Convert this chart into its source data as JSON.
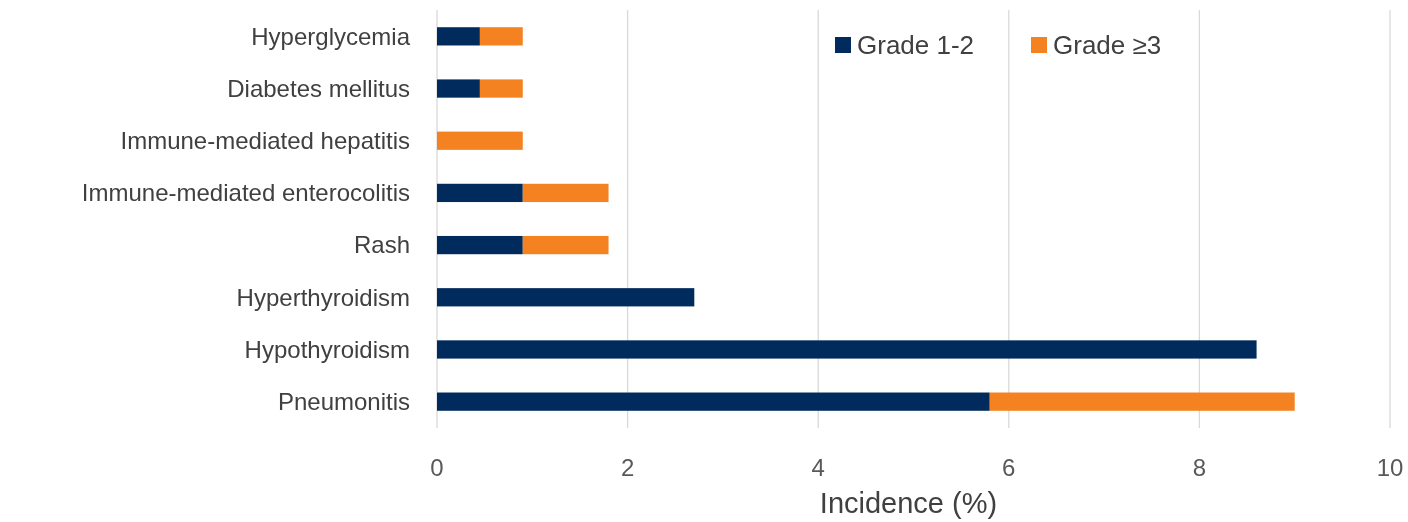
{
  "chart_data": {
    "type": "bar",
    "orientation": "horizontal",
    "stacked": true,
    "xlabel": "Incidence (%)",
    "categories": [
      "Hyperglycemia",
      "Diabetes mellitus",
      "Immune-mediated hepatitis",
      "Immune-mediated enterocolitis",
      "Rash",
      "Hyperthyroidism",
      "Hypothyroidism",
      "Pneumonitis"
    ],
    "series": [
      {
        "name": "Grade 1-2",
        "color": "#002b5c",
        "values": [
          0.45,
          0.45,
          0,
          0.9,
          0.9,
          2.7,
          8.6,
          5.8
        ]
      },
      {
        "name": "Grade ≥3",
        "color": "#f58220",
        "values": [
          0.45,
          0.45,
          0.9,
          0.9,
          0.9,
          0,
          0,
          3.2
        ]
      }
    ],
    "xlim": [
      0,
      10
    ],
    "xticks": [
      0,
      2,
      4,
      6,
      8,
      10
    ],
    "grid": "x",
    "legend": "top right"
  }
}
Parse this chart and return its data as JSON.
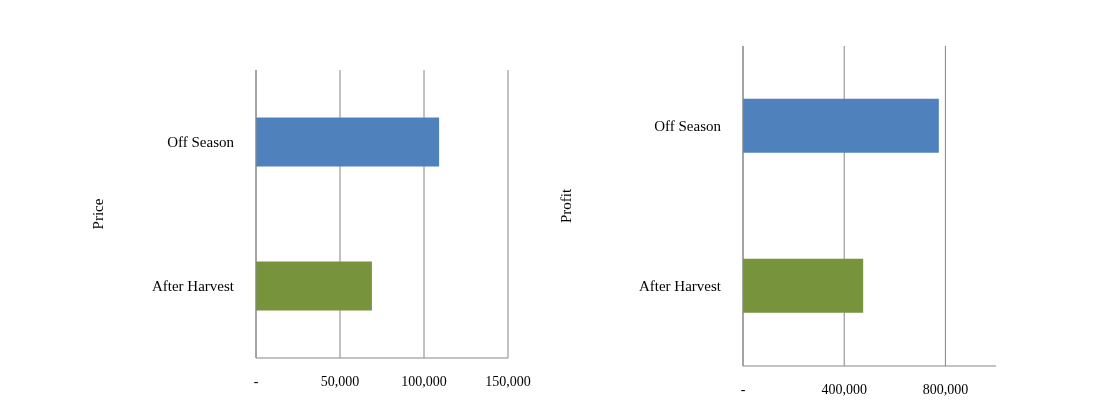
{
  "chart_data": [
    {
      "type": "bar",
      "orientation": "horizontal",
      "ylabel": "Price",
      "categories": [
        "Off Season",
        "After Harvest"
      ],
      "values": [
        109000,
        69000
      ],
      "colors": [
        "#4f81bd",
        "#77933c"
      ],
      "xlim": [
        0,
        150000
      ],
      "xticks": [
        {
          "value": 0,
          "label": "-"
        },
        {
          "value": 50000,
          "label": "50,000"
        },
        {
          "value": 100000,
          "label": "100,000"
        },
        {
          "value": 150000,
          "label": "150,000"
        }
      ],
      "grid": "x",
      "legend": false
    },
    {
      "type": "bar",
      "orientation": "horizontal",
      "ylabel": "Profit",
      "categories": [
        "Off Season",
        "After Harvest"
      ],
      "values": [
        774000,
        475000
      ],
      "colors": [
        "#4f81bd",
        "#77933c"
      ],
      "xlim": [
        0,
        1000000
      ],
      "xticks": [
        {
          "value": 0,
          "label": "-"
        },
        {
          "value": 400000,
          "label": "400,000"
        },
        {
          "value": 800000,
          "label": "800,000"
        }
      ],
      "grid": "x",
      "legend": false
    }
  ]
}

○ ○ ○ ○ ○

■ TASK BRIEF: Repeat all the records above exactly, leaving out any pictures.

■ ANSWER:
Convert this chart into its source data as JSON.
{
  "chart_data": {
    "type": "bar",
    "orientation": "horizontal",
    "stacked": true,
    "xlabel": "Incidence (%)",
    "categories": [
      "Hyperglycemia",
      "Diabetes mellitus",
      "Immune-mediated hepatitis",
      "Immune-mediated enterocolitis",
      "Rash",
      "Hyperthyroidism",
      "Hypothyroidism",
      "Pneumonitis"
    ],
    "series": [
      {
        "name": "Grade 1-2",
        "color": "#002b5c",
        "values": [
          0.45,
          0.45,
          0,
          0.9,
          0.9,
          2.7,
          8.6,
          5.8
        ]
      },
      {
        "name": "Grade ≥3",
        "color": "#f58220",
        "values": [
          0.45,
          0.45,
          0.9,
          0.9,
          0.9,
          0,
          0,
          3.2
        ]
      }
    ],
    "xlim": [
      0,
      10
    ],
    "xticks": [
      0,
      2,
      4,
      6,
      8,
      10
    ],
    "grid": "x",
    "legend": "top right"
  }
}
Parse this chart and return its data as JSON.
{
  "chart_data": [
    {
      "type": "bar",
      "orientation": "horizontal",
      "ylabel": "Price",
      "categories": [
        "Off Season",
        "After Harvest"
      ],
      "values": [
        109000,
        69000
      ],
      "colors": [
        "#4f81bd",
        "#77933c"
      ],
      "xlim": [
        0,
        150000
      ],
      "xticks": [
        {
          "value": 0,
          "label": "-"
        },
        {
          "value": 50000,
          "label": "50,000"
        },
        {
          "value": 100000,
          "label": "100,000"
        },
        {
          "value": 150000,
          "label": "150,000"
        }
      ],
      "grid": "x",
      "legend": false
    },
    {
      "type": "bar",
      "orientation": "horizontal",
      "ylabel": "Profit",
      "categories": [
        "Off Season",
        "After Harvest"
      ],
      "values": [
        774000,
        475000
      ],
      "colors": [
        "#4f81bd",
        "#77933c"
      ],
      "xlim": [
        0,
        1000000
      ],
      "xticks": [
        {
          "value": 0,
          "label": "-"
        },
        {
          "value": 400000,
          "label": "400,000"
        },
        {
          "value": 800000,
          "label": "800,000"
        }
      ],
      "grid": "x",
      "legend": false
    }
  ]
}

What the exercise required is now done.